Stored data entries
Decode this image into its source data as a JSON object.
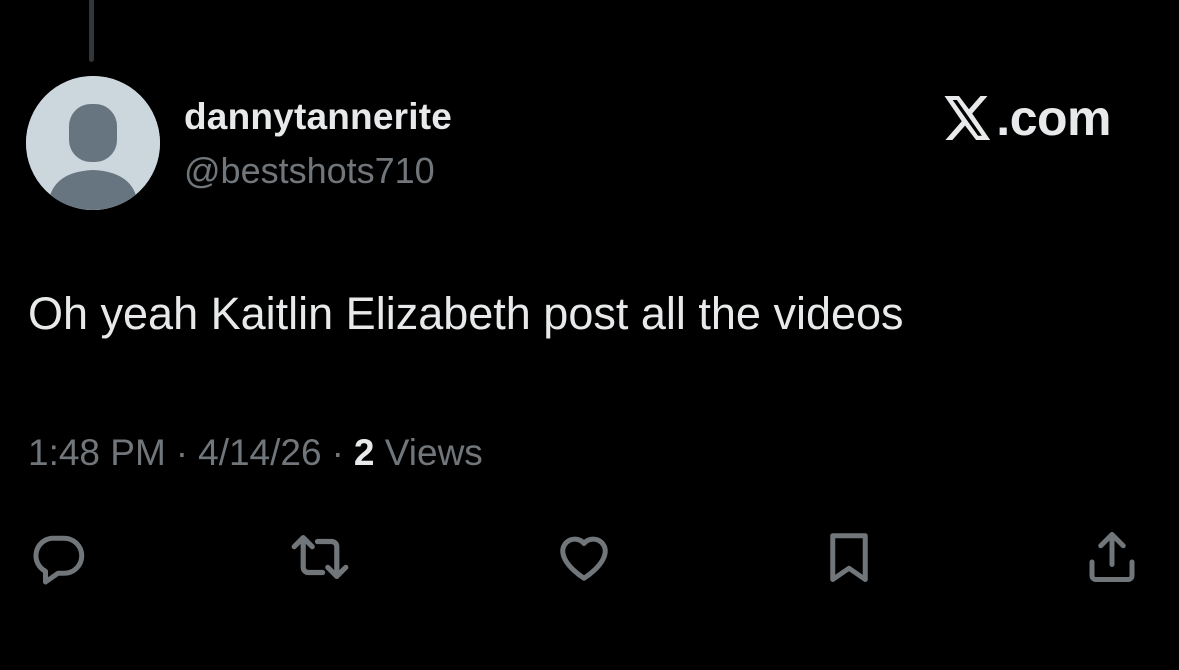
{
  "tweet": {
    "display_name": "dannytannerite",
    "handle": "@bestshots710",
    "text": "Oh yeah Kaitlin Elizabeth post all the videos",
    "time": "1:48 PM",
    "date": "4/14/26",
    "views_count": "2",
    "views_label": "Views",
    "separator": "·"
  },
  "brand": {
    "icon": "x-logo-icon",
    "text": ".com"
  },
  "actions": [
    {
      "name": "reply",
      "icon": "reply-icon"
    },
    {
      "name": "repost",
      "icon": "repost-icon"
    },
    {
      "name": "like",
      "icon": "heart-icon"
    },
    {
      "name": "bookmark",
      "icon": "bookmark-icon"
    },
    {
      "name": "share",
      "icon": "share-icon"
    }
  ],
  "colors": {
    "background": "#000000",
    "primary_text": "#e7e9ea",
    "secondary_text": "#71767b",
    "avatar_bg": "#ccd6dd",
    "avatar_fg": "#66757f"
  }
}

### Problem requirements
Give back every line exactly as it stands, pictures excluded.

### Solution to the exercise
Decode this image into its source data as a JSON object.
{
  "tweet": {
    "display_name": "dannytannerite",
    "handle": "@bestshots710",
    "text": "Oh yeah Kaitlin Elizabeth post all the videos",
    "time": "1:48 PM",
    "date": "4/14/26",
    "views_count": "2",
    "views_label": "Views",
    "separator": "·"
  },
  "brand": {
    "icon": "x-logo-icon",
    "text": ".com"
  },
  "actions": [
    {
      "name": "reply",
      "icon": "reply-icon"
    },
    {
      "name": "repost",
      "icon": "repost-icon"
    },
    {
      "name": "like",
      "icon": "heart-icon"
    },
    {
      "name": "bookmark",
      "icon": "bookmark-icon"
    },
    {
      "name": "share",
      "icon": "share-icon"
    }
  ],
  "colors": {
    "background": "#000000",
    "primary_text": "#e7e9ea",
    "secondary_text": "#71767b",
    "avatar_bg": "#ccd6dd",
    "avatar_fg": "#66757f"
  }
}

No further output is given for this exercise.